• _Available data_:
§
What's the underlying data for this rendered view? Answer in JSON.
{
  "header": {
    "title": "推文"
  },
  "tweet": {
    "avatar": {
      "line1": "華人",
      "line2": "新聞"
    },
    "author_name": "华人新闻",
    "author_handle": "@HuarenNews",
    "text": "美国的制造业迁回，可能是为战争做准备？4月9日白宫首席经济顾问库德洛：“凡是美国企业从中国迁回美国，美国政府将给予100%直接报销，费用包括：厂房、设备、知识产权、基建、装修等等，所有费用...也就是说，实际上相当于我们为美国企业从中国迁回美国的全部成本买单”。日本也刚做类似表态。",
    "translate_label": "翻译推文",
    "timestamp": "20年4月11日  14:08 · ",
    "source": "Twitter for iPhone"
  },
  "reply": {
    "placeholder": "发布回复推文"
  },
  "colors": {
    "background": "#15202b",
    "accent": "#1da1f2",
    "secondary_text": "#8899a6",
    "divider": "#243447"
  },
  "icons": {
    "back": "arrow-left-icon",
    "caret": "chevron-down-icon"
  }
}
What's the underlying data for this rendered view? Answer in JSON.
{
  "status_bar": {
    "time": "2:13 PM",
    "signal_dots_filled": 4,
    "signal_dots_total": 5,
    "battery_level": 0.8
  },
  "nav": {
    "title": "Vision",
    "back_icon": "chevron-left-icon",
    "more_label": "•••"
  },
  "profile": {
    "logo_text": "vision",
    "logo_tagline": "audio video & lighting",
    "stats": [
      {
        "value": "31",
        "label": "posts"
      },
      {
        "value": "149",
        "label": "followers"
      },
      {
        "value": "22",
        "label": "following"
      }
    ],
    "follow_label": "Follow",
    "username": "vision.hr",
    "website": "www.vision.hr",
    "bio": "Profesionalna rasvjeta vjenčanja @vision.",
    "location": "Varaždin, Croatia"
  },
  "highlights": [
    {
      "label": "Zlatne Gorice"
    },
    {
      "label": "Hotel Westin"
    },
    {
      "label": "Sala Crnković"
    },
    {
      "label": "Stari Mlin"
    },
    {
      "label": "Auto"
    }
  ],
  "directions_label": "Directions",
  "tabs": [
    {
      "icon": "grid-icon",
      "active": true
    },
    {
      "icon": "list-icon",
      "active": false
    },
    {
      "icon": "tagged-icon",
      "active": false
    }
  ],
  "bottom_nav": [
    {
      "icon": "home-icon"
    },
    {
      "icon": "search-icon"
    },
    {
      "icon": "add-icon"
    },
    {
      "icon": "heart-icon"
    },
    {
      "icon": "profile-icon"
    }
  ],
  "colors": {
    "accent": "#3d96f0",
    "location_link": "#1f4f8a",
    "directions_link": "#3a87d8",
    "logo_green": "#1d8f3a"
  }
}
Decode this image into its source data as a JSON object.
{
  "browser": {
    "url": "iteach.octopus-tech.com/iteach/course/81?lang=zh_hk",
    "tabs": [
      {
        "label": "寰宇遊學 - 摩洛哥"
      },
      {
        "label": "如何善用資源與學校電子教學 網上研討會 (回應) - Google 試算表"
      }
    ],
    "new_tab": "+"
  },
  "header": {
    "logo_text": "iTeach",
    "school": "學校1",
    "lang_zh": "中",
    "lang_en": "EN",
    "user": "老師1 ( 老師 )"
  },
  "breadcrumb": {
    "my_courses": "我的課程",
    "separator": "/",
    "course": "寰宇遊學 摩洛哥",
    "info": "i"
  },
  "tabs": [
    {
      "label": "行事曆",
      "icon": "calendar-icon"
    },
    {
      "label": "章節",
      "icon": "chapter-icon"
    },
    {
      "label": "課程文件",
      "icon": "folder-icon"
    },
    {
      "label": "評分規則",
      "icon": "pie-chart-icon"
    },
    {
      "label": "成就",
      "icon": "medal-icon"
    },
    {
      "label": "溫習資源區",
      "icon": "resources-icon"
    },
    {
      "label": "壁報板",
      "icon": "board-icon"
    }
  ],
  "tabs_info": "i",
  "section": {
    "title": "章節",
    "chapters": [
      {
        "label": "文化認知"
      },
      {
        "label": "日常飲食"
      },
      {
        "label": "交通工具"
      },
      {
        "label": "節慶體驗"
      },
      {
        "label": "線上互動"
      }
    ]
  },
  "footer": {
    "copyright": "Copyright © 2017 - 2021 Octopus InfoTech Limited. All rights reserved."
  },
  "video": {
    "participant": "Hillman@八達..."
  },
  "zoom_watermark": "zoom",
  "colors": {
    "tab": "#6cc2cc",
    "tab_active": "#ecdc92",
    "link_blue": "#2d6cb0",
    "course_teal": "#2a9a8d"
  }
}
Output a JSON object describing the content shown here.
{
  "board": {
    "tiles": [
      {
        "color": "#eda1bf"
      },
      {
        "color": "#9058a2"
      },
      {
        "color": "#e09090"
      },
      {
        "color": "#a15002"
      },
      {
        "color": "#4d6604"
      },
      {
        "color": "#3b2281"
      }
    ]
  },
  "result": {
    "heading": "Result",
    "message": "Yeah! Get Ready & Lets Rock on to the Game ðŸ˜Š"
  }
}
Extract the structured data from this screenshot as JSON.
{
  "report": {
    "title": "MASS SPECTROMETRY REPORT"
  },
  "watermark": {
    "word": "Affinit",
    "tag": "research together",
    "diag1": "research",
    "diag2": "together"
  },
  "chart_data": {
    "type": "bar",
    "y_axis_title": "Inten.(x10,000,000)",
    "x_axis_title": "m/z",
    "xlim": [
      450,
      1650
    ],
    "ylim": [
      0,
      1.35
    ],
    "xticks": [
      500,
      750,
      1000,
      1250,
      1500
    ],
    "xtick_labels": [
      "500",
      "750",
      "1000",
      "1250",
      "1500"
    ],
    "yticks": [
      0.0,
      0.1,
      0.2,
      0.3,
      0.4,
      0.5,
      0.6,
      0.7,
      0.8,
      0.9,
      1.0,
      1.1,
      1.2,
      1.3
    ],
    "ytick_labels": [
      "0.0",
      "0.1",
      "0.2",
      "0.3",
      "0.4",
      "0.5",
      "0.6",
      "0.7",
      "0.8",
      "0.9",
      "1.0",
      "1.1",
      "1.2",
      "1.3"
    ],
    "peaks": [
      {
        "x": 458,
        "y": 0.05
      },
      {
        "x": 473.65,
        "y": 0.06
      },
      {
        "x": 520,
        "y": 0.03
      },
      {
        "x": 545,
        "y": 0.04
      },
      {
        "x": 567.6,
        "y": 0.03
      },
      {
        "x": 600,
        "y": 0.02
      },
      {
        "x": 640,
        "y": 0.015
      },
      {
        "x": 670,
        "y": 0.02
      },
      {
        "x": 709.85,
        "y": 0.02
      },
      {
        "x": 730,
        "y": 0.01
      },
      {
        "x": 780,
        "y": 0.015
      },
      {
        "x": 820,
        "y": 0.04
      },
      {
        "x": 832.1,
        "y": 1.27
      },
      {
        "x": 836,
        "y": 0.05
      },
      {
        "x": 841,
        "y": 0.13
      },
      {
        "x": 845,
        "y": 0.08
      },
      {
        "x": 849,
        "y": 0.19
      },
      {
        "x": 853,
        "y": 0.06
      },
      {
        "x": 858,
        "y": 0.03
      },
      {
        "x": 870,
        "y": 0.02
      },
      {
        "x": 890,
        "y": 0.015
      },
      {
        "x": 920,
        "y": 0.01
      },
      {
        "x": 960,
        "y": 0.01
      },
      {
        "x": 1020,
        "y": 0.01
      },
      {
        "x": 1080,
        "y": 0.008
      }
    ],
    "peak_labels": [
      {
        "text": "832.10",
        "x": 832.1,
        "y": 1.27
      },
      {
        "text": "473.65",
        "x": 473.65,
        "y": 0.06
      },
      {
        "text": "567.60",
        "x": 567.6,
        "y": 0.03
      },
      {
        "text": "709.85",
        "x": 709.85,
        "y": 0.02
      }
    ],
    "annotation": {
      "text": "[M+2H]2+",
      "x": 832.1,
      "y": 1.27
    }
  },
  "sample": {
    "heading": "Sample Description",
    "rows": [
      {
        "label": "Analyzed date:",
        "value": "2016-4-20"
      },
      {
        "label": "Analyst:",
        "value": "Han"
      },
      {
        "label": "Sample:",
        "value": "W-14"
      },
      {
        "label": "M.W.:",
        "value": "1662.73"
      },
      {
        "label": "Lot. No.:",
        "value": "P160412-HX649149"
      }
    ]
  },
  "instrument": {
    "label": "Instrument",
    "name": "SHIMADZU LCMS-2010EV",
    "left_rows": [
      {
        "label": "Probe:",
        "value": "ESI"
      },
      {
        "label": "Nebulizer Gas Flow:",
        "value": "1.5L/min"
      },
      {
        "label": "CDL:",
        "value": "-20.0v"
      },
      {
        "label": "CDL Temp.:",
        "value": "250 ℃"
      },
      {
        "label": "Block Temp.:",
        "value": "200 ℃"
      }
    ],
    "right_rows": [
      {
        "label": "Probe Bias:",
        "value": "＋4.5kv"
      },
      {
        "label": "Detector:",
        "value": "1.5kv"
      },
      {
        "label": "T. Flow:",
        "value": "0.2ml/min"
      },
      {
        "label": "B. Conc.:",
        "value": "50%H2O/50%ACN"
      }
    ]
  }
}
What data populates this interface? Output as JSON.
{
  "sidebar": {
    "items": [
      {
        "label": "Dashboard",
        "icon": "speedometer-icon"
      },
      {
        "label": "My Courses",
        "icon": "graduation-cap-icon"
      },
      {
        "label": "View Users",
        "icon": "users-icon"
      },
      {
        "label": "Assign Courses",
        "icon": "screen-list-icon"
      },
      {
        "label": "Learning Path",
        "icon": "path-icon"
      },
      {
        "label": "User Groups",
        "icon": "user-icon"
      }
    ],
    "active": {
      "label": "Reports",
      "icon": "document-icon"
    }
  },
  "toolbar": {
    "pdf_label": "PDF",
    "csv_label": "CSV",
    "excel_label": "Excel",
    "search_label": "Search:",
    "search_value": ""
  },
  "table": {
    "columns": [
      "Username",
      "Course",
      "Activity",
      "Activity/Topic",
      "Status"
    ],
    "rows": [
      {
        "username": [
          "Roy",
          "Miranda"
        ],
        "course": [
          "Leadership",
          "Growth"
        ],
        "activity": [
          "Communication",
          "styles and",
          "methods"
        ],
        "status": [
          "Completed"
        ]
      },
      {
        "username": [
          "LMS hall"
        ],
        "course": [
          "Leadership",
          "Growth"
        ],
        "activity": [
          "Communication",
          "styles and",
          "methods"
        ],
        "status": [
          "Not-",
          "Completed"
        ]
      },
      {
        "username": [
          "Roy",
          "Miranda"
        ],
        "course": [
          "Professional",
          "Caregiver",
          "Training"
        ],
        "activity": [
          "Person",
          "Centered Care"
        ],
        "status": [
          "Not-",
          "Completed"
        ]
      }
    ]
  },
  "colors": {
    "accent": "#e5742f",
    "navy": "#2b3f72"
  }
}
§
• _Task brief_: Pull out each line of the records holding the string "JSON".

• _Task response_:
What's the underlying data for this rendered view? Answer in JSON.
What's the underlying data for this rendered view? Answer in JSON.
Decode this image into its source data as a JSON object.
Output a JSON object describing the content shown here.
Extract the structured data from this screenshot as JSON.
What data populates this interface? Output as JSON.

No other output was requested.